Render every line of the records below as a JSON list of strings, with one string per line and blank lines omitted. Leave the pictures out.

Region annotation records:

start

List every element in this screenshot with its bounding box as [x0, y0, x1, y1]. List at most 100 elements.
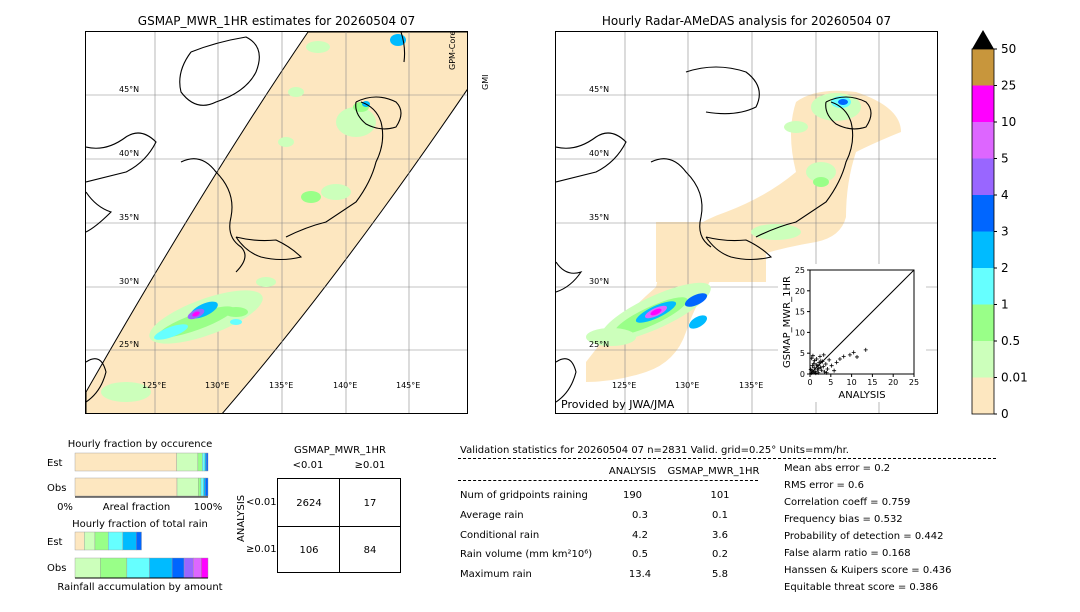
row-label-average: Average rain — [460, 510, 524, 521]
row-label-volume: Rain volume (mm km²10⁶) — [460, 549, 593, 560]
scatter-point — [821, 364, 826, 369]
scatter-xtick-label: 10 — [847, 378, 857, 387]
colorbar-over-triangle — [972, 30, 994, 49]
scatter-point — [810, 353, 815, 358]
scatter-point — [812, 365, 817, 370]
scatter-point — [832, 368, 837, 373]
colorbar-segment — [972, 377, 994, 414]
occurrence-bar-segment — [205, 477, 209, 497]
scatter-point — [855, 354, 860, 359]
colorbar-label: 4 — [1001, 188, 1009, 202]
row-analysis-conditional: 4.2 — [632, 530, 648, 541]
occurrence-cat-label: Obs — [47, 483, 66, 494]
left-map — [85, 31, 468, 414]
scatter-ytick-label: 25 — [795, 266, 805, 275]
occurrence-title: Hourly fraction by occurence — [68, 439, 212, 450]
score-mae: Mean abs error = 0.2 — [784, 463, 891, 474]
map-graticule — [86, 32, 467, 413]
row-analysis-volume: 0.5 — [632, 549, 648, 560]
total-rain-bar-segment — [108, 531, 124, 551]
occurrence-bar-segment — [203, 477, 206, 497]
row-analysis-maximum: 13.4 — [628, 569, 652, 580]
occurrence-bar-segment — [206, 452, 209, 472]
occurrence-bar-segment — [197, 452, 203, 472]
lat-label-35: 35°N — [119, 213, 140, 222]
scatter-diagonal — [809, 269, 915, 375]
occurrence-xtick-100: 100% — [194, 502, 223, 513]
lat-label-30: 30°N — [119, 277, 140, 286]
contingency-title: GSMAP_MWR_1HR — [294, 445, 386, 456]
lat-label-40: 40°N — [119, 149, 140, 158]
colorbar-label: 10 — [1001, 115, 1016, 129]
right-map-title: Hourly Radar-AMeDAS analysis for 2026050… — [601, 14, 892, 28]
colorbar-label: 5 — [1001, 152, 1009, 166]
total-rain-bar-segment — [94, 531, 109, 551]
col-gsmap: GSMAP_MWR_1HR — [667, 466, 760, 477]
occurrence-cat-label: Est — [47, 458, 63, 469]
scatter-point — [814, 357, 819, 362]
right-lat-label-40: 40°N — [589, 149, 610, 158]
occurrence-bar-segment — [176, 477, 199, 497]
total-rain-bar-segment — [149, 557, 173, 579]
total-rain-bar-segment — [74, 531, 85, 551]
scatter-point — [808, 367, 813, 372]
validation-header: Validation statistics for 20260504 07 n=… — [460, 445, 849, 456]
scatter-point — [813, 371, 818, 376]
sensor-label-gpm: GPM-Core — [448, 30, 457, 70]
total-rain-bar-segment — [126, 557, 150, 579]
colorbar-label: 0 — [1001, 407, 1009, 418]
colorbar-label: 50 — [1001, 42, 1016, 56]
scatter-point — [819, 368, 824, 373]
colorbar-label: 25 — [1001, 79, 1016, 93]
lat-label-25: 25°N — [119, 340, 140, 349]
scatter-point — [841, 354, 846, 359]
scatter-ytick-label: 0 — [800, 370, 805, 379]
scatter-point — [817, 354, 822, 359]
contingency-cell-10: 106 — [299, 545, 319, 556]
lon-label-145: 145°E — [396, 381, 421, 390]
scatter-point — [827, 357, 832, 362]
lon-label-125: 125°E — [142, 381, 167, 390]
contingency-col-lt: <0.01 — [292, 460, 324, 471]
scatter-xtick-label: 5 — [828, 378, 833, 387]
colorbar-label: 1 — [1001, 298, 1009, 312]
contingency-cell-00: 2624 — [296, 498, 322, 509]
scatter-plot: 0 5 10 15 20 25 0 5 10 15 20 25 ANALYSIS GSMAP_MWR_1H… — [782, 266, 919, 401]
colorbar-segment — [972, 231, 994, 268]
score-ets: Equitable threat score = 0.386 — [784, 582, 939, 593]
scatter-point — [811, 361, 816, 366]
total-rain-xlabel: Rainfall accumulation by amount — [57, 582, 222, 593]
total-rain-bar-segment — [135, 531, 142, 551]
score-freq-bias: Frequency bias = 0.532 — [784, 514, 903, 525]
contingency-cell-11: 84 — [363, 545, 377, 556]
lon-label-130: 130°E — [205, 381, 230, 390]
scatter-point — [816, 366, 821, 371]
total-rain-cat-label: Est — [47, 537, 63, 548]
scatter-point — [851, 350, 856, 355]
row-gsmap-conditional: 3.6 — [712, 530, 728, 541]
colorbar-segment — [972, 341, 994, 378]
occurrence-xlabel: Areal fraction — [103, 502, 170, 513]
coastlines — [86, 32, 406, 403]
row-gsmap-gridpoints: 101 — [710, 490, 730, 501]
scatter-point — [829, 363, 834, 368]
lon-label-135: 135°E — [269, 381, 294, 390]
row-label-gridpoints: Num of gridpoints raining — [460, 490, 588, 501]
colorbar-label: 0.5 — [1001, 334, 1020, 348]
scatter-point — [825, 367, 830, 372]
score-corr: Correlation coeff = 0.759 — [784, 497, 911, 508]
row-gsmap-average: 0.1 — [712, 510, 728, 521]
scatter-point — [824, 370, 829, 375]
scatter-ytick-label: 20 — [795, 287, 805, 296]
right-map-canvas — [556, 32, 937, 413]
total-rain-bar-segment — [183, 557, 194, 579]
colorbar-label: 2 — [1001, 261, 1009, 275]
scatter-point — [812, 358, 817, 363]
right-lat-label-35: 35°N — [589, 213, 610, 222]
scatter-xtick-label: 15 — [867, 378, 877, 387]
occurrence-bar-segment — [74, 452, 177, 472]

end

__ANSWER__.
[
  "List every element in this screenshot with its bounding box as [x0, y0, x1, y1]. List at most 100 elements.",
  "row-label-average: Average rain — [460, 510, 524, 521]",
  "row-label-volume: Rain volume (mm km²10⁶) — [460, 549, 593, 560]",
  "scatter-point — [821, 364, 826, 369]",
  "scatter-xtick-label: 10 — [847, 378, 857, 387]",
  "colorbar-over-triangle — [972, 30, 994, 49]",
  "scatter-point — [810, 353, 815, 358]",
  "scatter-point — [812, 365, 817, 370]",
  "scatter-point — [832, 368, 837, 373]",
  "colorbar-segment — [972, 377, 994, 414]",
  "occurrence-bar-segment — [205, 477, 209, 497]",
  "scatter-point — [855, 354, 860, 359]",
  "colorbar-label: 4 — [1001, 188, 1009, 202]",
  "row-analysis-conditional: 4.2 — [632, 530, 648, 541]",
  "occurrence-cat-label: Obs — [47, 483, 66, 494]",
  "left-map — [85, 31, 468, 414]",
  "scatter-ytick-label: 25 — [795, 266, 805, 275]",
  "occurrence-title: Hourly fraction by occurence — [68, 439, 212, 450]",
  "score-mae: Mean abs error = 0.2 — [784, 463, 891, 474]",
  "map-graticule — [86, 32, 467, 413]",
  "row-analysis-volume: 0.5 — [632, 549, 648, 560]",
  "total-rain-bar-segment — [108, 531, 124, 551]",
  "occurrence-bar-segment — [203, 477, 206, 497]",
  "row-analysis-maximum: 13.4 — [628, 569, 652, 580]",
  "occurrence-bar-segment — [206, 452, 209, 472]",
  "occurrence-bar-segment — [197, 452, 203, 472]",
  "lat-label-35: 35°N — [119, 213, 140, 222]",
  "scatter-diagonal — [809, 269, 915, 375]",
  "occurrence-xtick-100: 100% — [194, 502, 223, 513]",
  "lat-label-30: 30°N — [119, 277, 140, 286]",
  "contingency-title: GSMAP_MWR_1HR — [294, 445, 386, 456]",
  "lat-label-40: 40°N — [119, 149, 140, 158]",
  "colorbar-label: 10 — [1001, 115, 1016, 129]",
  "right-map-title: Hourly Radar-AMeDAS analysis for 2026050… — [601, 14, 892, 28]",
  "colorbar-label: 5 — [1001, 152, 1009, 166]",
  "total-rain-bar-segment — [94, 531, 109, 551]",
  "col-gsmap: GSMAP_MWR_1HR — [667, 466, 760, 477]",
  "occurrence-cat-label: Est — [47, 458, 63, 469]",
  "scatter-point — [814, 357, 819, 362]",
  "right-lat-label-40: 40°N — [589, 149, 610, 158]",
  "occurrence-bar-segment — [176, 477, 199, 497]",
  "total-rain-bar-segment — [149, 557, 173, 579]",
  "total-rain-bar-segment — [74, 531, 85, 551]",
  "scatter-point — [808, 367, 813, 372]",
  "validation-header: Validation statistics for 20260504 07 n=… — [460, 445, 849, 456]",
  "scatter-point — [813, 371, 818, 376]",
  "sensor-label-gpm: GPM-Core — [448, 30, 457, 70]",
  "total-rain-bar-segment — [126, 557, 150, 579]",
  "colorbar-label: 0 — [1001, 407, 1009, 418]",
  "colorbar-label: 50 — [1001, 42, 1016, 56]",
  "scatter-point — [819, 368, 824, 373]",
  "colorbar-label: 25 — [1001, 79, 1016, 93]",
  "lat-label-25: 25°N — [119, 340, 140, 349]",
  "scatter-point — [841, 354, 846, 359]",
  "scatter-ytick-label: 0 — [800, 370, 805, 379]",
  "scatter-point — [817, 354, 822, 359]",
  "contingency-cell-10: 106 — [299, 545, 319, 556]",
  "lon-label-145: 145°E — [396, 381, 421, 390]",
  "scatter-point — [827, 357, 832, 362]",
  "lon-label-125: 125°E — [142, 381, 167, 390]",
  "contingency-col-lt: <0.01 — [292, 460, 324, 471]",
  "scatter-xtick-label: 5 — [828, 378, 833, 387]",
  "colorbar-label: 1 — [1001, 298, 1009, 312]",
  "contingency-cell-00: 2624 — [296, 498, 322, 509]",
  "scatter-plot: 0 5 10 15 20 25 0 5 10 15 20 25 ANALYSIS GSMAP_MWR_1H… — [782, 266, 919, 401]",
  "colorbar-segment — [972, 231, 994, 268]",
  "score-ets: Equitable threat score = 0.386 — [784, 582, 939, 593]",
  "scatter-point — [811, 361, 816, 366]",
  "total-rain-xlabel: Rainfall accumulation by amount — [57, 582, 222, 593]",
  "total-rain-bar-segment — [135, 531, 142, 551]",
  "score-freq-bias: Frequency bias = 0.532 — [784, 514, 903, 525]",
  "contingency-cell-11: 84 — [363, 545, 377, 556]",
  "lon-label-130: 130°E — [205, 381, 230, 390]",
  "scatter-point — [816, 366, 821, 371]",
  "total-rain-cat-label: Est — [47, 537, 63, 548]",
  "scatter-point — [851, 350, 856, 355]",
  "row-gsmap-conditional: 3.6 — [712, 530, 728, 541]",
  "colorbar-segment — [972, 341, 994, 378]",
  "occurrence-xlabel: Areal fraction — [103, 502, 170, 513]",
  "coastlines — [86, 32, 406, 403]",
  "row-gsmap-gridpoints: 101 — [710, 490, 730, 501]",
  "scatter-point — [829, 363, 834, 368]",
  "lon-label-135: 135°E — [269, 381, 294, 390]",
  "row-label-gridpoints: Num of gridpoints raining — [460, 490, 588, 501]",
  "colorbar-label: 0.5 — [1001, 334, 1020, 348]",
  "scatter-point — [825, 367, 830, 372]",
  "score-corr: Correlation coeff = 0.759 — [784, 497, 911, 508]",
  "row-gsmap-average: 0.1 — [712, 510, 728, 521]",
  "scatter-point — [824, 370, 829, 375]",
  "scatter-ytick-label: 20 — [795, 287, 805, 296]",
  "right-map-canvas — [556, 32, 937, 413]",
  "total-rain-bar-segment — [183, 557, 194, 579]",
  "colorbar-label: 2 — [1001, 261, 1009, 275]",
  "scatter-point — [812, 358, 817, 363]",
  "right-lat-label-35: 35°N — [589, 213, 610, 222]",
  "scatter-xtick-label: 15 — [867, 378, 877, 387]",
  "occurrence-bar-segment — [74, 452, 177, 472]"
]